- _What you need to do_:
The listing below should be copied in full, word for word.

- _Provided information_:
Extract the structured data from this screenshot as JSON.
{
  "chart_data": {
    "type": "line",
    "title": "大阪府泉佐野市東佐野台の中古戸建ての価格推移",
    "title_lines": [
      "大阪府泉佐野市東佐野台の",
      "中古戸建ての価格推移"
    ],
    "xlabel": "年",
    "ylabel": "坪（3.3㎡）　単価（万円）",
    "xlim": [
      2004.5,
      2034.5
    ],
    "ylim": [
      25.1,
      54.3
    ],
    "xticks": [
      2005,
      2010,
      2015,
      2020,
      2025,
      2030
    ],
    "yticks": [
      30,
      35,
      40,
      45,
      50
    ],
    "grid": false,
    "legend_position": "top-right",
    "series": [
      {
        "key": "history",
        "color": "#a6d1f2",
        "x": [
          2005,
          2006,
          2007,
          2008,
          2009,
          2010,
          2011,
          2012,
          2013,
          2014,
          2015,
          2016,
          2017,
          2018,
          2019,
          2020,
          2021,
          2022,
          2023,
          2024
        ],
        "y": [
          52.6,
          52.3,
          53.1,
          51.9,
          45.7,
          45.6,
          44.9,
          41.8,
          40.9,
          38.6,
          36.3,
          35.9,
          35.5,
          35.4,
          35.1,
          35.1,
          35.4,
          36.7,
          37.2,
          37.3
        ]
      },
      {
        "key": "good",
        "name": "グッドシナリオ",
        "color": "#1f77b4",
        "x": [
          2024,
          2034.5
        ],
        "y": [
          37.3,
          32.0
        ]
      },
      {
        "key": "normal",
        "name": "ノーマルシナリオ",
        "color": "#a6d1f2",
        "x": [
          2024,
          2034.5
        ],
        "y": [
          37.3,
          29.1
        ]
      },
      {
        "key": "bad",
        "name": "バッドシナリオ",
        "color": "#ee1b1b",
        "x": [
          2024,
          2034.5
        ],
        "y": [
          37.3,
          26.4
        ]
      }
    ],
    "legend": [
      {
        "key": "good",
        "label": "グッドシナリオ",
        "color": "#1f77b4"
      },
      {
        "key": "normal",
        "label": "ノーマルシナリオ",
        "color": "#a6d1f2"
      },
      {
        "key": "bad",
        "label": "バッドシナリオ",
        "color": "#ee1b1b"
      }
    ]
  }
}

- _Solution below_:
Extract the structured data from this screenshot as JSON.
{
  "chart_data": {
    "type": "line",
    "title": "大阪府泉佐野市東佐野台の中古戸建ての価格推移",
    "title_lines": [
      "大阪府泉佐野市東佐野台の",
      "中古戸建ての価格推移"
    ],
    "xlabel": "年",
    "ylabel": "坪（3.3㎡）　単価（万円）",
    "xlim": [
      2004.5,
      2034.5
    ],
    "ylim": [
      25.1,
      54.3
    ],
    "xticks": [
      2005,
      2010,
      2015,
      2020,
      2025,
      2030
    ],
    "yticks": [
      30,
      35,
      40,
      45,
      50
    ],
    "grid": false,
    "legend_position": "top-right",
    "series": [
      {
        "key": "history",
        "color": "#a6d1f2",
        "x": [
          2005,
          2006,
          2007,
          2008,
          2009,
          2010,
          2011,
          2012,
          2013,
          2014,
          2015,
          2016,
          2017,
          2018,
          2019,
          2020,
          2021,
          2022,
          2023,
          2024
        ],
        "y": [
          52.6,
          52.3,
          53.1,
          51.9,
          45.7,
          45.6,
          44.9,
          41.8,
          40.9,
          38.6,
          36.3,
          35.9,
          35.5,
          35.4,
          35.1,
          35.1,
          35.4,
          36.7,
          37.2,
          37.3
        ]
      },
      {
        "key": "good",
        "name": "グッドシナリオ",
        "color": "#1f77b4",
        "x": [
          2024,
          2034.5
        ],
        "y": [
          37.3,
          32.0
        ]
      },
      {
        "key": "normal",
        "name": "ノーマルシナリオ",
        "color": "#a6d1f2",
        "x": [
          2024,
          2034.5
        ],
        "y": [
          37.3,
          29.1
        ]
      },
      {
        "key": "bad",
        "name": "バッドシナリオ",
        "color": "#ee1b1b",
        "x": [
          2024,
          2034.5
        ],
        "y": [
          37.3,
          26.4
        ]
      }
    ],
    "legend": [
      {
        "key": "good",
        "label": "グッドシナリオ",
        "color": "#1f77b4"
      },
      {
        "key": "normal",
        "label": "ノーマルシナリオ",
        "color": "#a6d1f2"
      },
      {
        "key": "bad",
        "label": "バッドシナリオ",
        "color": "#ee1b1b"
      }
    ]
  }
}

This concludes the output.